(Entries taken from a collection)
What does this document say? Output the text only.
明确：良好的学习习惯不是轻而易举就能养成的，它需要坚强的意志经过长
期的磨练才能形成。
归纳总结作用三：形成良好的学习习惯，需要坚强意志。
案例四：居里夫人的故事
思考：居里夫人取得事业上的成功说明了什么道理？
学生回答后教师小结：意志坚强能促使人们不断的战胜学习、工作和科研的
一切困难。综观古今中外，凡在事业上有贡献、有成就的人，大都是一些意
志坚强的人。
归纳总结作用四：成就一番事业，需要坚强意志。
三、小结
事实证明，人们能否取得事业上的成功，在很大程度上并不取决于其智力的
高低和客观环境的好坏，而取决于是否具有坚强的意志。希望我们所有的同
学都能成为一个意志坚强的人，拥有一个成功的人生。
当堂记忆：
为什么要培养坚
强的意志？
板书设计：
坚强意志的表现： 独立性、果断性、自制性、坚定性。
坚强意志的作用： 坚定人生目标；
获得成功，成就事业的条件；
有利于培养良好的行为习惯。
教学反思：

## WHAT IS EXPECTED
The entries above must be returned in full, exactly as shown.

## WORKED SOLUTION
What does this document say? Output the text only.
明确：良好的学习习惯不是轻而易举就能养成的，它需要坚强的意志经过长
期的磨练才能形成。
归纳总结作用三：形成良好的学习习惯，需要坚强意志。
案例四：居里夫人的故事
思考：居里夫人取得事业上的成功说明了什么道理？
学生回答后教师小结：意志坚强能促使人们不断的战胜学习、工作和科研的
一切困难。综观古今中外，凡在事业上有贡献、有成就的人，大都是一些意
志坚强的人。
归纳总结作用四：成就一番事业，需要坚强意志。
三、小结
事实证明，人们能否取得事业上的成功，在很大程度上并不取决于其智力的
高低和客观环境的好坏，而取决于是否具有坚强的意志。希望我们所有的同
学都能成为一个意志坚强的人，拥有一个成功的人生。
当堂记忆：
为什么要培养坚
强的意志？
板书设计：
坚强意志的表现： 独立性、果断性、自制性、坚定性。
坚强意志的作用： 坚定人生目标；
获得成功，成就事业的条件；
有利于培养良好的行为习惯。
教学反思：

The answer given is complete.